» Exercise directions
Reproduce every entry below precisely; do not include the pictures.

☆ ☆ ☆

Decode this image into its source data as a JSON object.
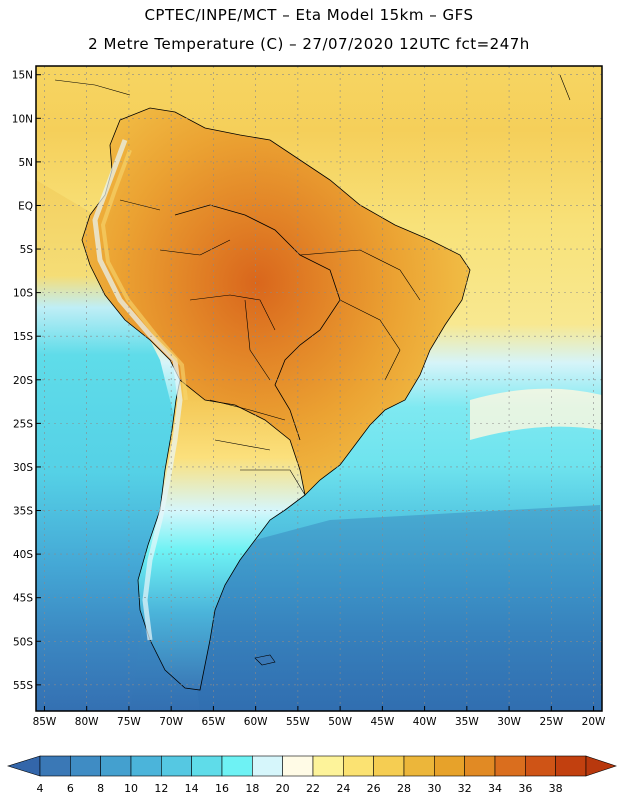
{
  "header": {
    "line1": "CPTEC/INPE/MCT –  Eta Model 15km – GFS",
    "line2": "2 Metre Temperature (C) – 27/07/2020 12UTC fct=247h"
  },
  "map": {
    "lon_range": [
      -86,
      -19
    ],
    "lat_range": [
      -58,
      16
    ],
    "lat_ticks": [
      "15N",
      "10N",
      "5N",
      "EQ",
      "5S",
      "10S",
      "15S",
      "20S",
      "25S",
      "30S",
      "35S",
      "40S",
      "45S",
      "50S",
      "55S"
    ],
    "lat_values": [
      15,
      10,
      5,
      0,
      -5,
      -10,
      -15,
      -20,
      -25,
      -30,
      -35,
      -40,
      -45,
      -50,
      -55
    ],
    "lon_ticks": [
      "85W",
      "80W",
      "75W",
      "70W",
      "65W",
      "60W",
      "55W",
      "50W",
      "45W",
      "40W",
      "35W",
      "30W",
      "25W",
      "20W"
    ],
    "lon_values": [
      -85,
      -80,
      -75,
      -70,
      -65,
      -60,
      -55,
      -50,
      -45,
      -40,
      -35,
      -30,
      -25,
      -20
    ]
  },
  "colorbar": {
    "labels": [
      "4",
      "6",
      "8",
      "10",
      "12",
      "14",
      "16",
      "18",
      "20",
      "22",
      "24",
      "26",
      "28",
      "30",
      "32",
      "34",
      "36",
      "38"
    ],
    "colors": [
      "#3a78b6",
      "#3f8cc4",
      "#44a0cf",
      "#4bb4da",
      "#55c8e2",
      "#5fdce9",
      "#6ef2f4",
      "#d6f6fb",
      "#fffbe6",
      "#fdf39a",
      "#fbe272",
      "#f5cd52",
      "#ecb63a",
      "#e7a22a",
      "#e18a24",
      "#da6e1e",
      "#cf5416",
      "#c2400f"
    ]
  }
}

☆ ☆ ☆

» Full answer
Decode this image into its source data as a JSON object.
{
  "header": {
    "line1": "CPTEC/INPE/MCT –  Eta Model 15km – GFS",
    "line2": "2 Metre Temperature (C) – 27/07/2020 12UTC fct=247h"
  },
  "map": {
    "lon_range": [
      -86,
      -19
    ],
    "lat_range": [
      -58,
      16
    ],
    "lat_ticks": [
      "15N",
      "10N",
      "5N",
      "EQ",
      "5S",
      "10S",
      "15S",
      "20S",
      "25S",
      "30S",
      "35S",
      "40S",
      "45S",
      "50S",
      "55S"
    ],
    "lat_values": [
      15,
      10,
      5,
      0,
      -5,
      -10,
      -15,
      -20,
      -25,
      -30,
      -35,
      -40,
      -45,
      -50,
      -55
    ],
    "lon_ticks": [
      "85W",
      "80W",
      "75W",
      "70W",
      "65W",
      "60W",
      "55W",
      "50W",
      "45W",
      "40W",
      "35W",
      "30W",
      "25W",
      "20W"
    ],
    "lon_values": [
      -85,
      -80,
      -75,
      -70,
      -65,
      -60,
      -55,
      -50,
      -45,
      -40,
      -35,
      -30,
      -25,
      -20
    ]
  },
  "colorbar": {
    "labels": [
      "4",
      "6",
      "8",
      "10",
      "12",
      "14",
      "16",
      "18",
      "20",
      "22",
      "24",
      "26",
      "28",
      "30",
      "32",
      "34",
      "36",
      "38"
    ],
    "colors": [
      "#3a78b6",
      "#3f8cc4",
      "#44a0cf",
      "#4bb4da",
      "#55c8e2",
      "#5fdce9",
      "#6ef2f4",
      "#d6f6fb",
      "#fffbe6",
      "#fdf39a",
      "#fbe272",
      "#f5cd52",
      "#ecb63a",
      "#e7a22a",
      "#e18a24",
      "#da6e1e",
      "#cf5416",
      "#c2400f"
    ]
  }
}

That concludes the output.